→ Text passage:
════

At the same time, however, it's hard to knock one for wanting publication. After all, most poets want their work to be read by a public of some sort.

To answer your second question, both. I mean, "better" usually means "favorite" anyway, right? In the case of what I sent Gabe, the final batch, the batch that he accepted were poems that I thought hadn't a chance in hell. They were the most emotionally naked, the most, in a word, "sincere." No jokes, or no jokes-as-entire-poems.

Maybe this is what planted the sincerity seed. Well, that and meeting Andy Mister. That and reviewing my two mss. and realizing that one person's sentimental slop is another's fine art.

Realizing that maybe there isn't much difference between "fine art" and "slop."

Charles said...

I never know if Arizona is considered the West Coast. I mean, compared to the Midwest it is. But, technically , we don't have a lot of coastline here. If you want to be semantic about it. My heart belongs to the West Coast.

I think there are many ways to look at publication. Only one of them is as a careerist pursuit. I know that as an editor your goal is to share with others work you really believe in. If you didn't believe in your own work, you wouldn't be writing it. We need to believe in our own work. So, pursuing publication, then, isn't necessarily careerist but a core value of the creation of art. I mean, unless you're Emily Dickinson. But I'm pretty confident you aren't.

Anthony Robinson said...

Charlie,

For ZYZZVA purposes, Arizona is not West Coast. West Coast = California, Washington, Oregon, Alaska, and I think British Columbia.

My heart is in San Francisco and San Diego simultaneously.

You wrote: "If you didn't believe in your own work, you wouldn't be writing it."

This is interesting, but I disagree with it. I usually don't believe in my own work. I have two unpublished manuscripts that make me cringe when I read them. I know that at some level, at least some of the poems are "good" but I have a hard time believing in them consistently. I write more because I can't not write. That line has almost become a cliche, but it's true. Publication, though, IS a concern, though I try not to admit it. I have no publication goals, as in, "first book by age X," "publish in journals y, z, and w," etc., but I like my work to reach a public, even if I don't feel strongly about it.

════

→ Records shown:

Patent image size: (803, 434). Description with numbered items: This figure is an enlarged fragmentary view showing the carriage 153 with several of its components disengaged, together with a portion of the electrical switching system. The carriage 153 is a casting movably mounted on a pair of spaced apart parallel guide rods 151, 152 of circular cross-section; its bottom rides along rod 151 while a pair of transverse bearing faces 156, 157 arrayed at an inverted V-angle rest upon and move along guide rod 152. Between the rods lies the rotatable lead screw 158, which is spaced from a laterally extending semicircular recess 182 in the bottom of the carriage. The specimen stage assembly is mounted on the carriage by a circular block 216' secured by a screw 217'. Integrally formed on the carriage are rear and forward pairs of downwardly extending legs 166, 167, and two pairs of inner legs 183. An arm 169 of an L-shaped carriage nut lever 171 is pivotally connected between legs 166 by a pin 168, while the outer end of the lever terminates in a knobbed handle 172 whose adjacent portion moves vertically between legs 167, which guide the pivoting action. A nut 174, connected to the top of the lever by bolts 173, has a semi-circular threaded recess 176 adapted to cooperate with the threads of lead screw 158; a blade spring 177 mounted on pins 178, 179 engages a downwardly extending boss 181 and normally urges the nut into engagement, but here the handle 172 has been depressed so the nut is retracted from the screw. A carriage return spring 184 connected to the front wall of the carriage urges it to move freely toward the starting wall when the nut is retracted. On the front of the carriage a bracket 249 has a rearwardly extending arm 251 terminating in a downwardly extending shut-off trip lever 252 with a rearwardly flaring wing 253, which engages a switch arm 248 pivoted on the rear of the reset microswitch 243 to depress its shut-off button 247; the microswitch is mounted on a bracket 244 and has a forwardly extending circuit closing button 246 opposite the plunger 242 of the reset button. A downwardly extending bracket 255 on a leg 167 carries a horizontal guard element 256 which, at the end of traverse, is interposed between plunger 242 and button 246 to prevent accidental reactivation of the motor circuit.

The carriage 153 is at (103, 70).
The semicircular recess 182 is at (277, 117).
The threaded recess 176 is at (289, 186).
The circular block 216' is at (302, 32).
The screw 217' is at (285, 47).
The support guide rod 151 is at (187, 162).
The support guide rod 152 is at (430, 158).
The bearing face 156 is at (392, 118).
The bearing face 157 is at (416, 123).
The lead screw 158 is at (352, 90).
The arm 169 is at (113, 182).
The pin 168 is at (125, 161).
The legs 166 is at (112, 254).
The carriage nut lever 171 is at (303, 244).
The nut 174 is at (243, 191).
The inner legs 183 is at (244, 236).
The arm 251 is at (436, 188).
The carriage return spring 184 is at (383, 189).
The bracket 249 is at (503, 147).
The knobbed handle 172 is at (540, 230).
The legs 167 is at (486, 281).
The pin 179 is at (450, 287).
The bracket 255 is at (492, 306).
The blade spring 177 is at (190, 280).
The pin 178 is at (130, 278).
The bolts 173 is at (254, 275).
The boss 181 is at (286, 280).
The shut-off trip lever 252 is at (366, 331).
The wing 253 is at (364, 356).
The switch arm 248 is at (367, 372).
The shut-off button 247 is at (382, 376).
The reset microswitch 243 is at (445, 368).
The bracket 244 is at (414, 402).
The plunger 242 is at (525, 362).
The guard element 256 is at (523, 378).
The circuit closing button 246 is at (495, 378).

════

→ What to do:
1 - Answer these about the comment thread:
(a) According to Anthony Robinson, which places count as West Coast for ZYZZVA purposes?
(b) How does the first writer describe the final batch of poems that Gabe accepted?
(c) How many unpublished manuscripts does Anthony Robinson say he has?
2 - Please return, word for word, the part of the comment thread starting with "At the same" and going on through "another's fine art.".
The items play no part in this.

→ Set of answers:
1 -
(a) California, Washington, Oregon, Alaska, and, he thinks, British Columbia.
(b) They were poems the writer thought hadn't a chance in hell: the most emotionally naked, the most "sincere," with no jokes or jokes-as-entire-poems.
(c) Two.

2 -
At the same time, however, it's hard to knock one for wanting publication. After all, most poets want their work to be read by a public of some sort.

To answer your second question, both. I mean, "better" usually means "favorite" anyway, right? In the case of what I sent Gabe, the final batch, the batch that he accepted were poems that I thought hadn't a chance in hell. They were the most emotionally naked, the most, in a word, "sincere." No jokes, or no jokes-as-entire-poems.

Maybe this is what planted the sincerity seed. Well, that and meeting Andy Mister. That and reviewing my two mss. and realizing that one person's sentimental slop is another's fine art.